Will you give the material below again, every line exactly as it is?

Dataset items:

★ ★ ★ ★ ★

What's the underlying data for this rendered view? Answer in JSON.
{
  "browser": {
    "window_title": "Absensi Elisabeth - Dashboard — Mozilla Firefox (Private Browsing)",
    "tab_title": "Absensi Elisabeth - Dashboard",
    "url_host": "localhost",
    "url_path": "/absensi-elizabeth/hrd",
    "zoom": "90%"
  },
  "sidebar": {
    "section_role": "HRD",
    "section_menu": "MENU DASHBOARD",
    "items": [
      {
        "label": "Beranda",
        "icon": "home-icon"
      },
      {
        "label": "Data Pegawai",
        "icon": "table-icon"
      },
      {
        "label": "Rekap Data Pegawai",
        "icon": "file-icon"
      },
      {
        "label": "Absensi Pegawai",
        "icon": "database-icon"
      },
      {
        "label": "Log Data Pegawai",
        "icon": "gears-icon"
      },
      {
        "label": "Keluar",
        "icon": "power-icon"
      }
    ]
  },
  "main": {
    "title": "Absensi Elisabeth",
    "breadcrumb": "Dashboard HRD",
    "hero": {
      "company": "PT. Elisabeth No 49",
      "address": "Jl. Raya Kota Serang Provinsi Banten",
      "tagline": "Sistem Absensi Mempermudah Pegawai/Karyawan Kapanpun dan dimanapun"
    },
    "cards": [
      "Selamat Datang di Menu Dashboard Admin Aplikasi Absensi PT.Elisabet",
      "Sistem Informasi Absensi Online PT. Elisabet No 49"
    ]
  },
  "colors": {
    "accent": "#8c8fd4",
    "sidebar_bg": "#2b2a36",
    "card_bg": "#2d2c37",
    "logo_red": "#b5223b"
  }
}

★ ★ ★ ★ ★

### [FINISHED TASK]
What's the underlying data for this rendered view? Answer in JSON.
{
  "browser": {
    "window_title": "Absensi Elisabeth - Dashboard — Mozilla Firefox (Private Browsing)",
    "tab_title": "Absensi Elisabeth - Dashboard",
    "url_host": "localhost",
    "url_path": "/absensi-elizabeth/hrd",
    "zoom": "90%"
  },
  "sidebar": {
    "section_role": "HRD",
    "section_menu": "MENU DASHBOARD",
    "items": [
      {
        "label": "Beranda",
        "icon": "home-icon"
      },
      {
        "label": "Data Pegawai",
        "icon": "table-icon"
      },
      {
        "label": "Rekap Data Pegawai",
        "icon": "file-icon"
      },
      {
        "label": "Absensi Pegawai",
        "icon": "database-icon"
      },
      {
        "label": "Log Data Pegawai",
        "icon": "gears-icon"
      },
      {
        "label": "Keluar",
        "icon": "power-icon"
      }
    ]
  },
  "main": {
    "title": "Absensi Elisabeth",
    "breadcrumb": "Dashboard HRD",
    "hero": {
      "company": "PT. Elisabeth No 49",
      "address": "Jl. Raya Kota Serang Provinsi Banten",
      "tagline": "Sistem Absensi Mempermudah Pegawai/Karyawan Kapanpun dan dimanapun"
    },
    "cards": [
      "Selamat Datang di Menu Dashboard Admin Aplikasi Absensi PT.Elisabet",
      "Sistem Informasi Absensi Online PT. Elisabet No 49"
    ]
  },
  "colors": {
    "accent": "#8c8fd4",
    "sidebar_bg": "#2b2a36",
    "card_bg": "#2d2c37",
    "logo_red": "#b5223b"
  }
}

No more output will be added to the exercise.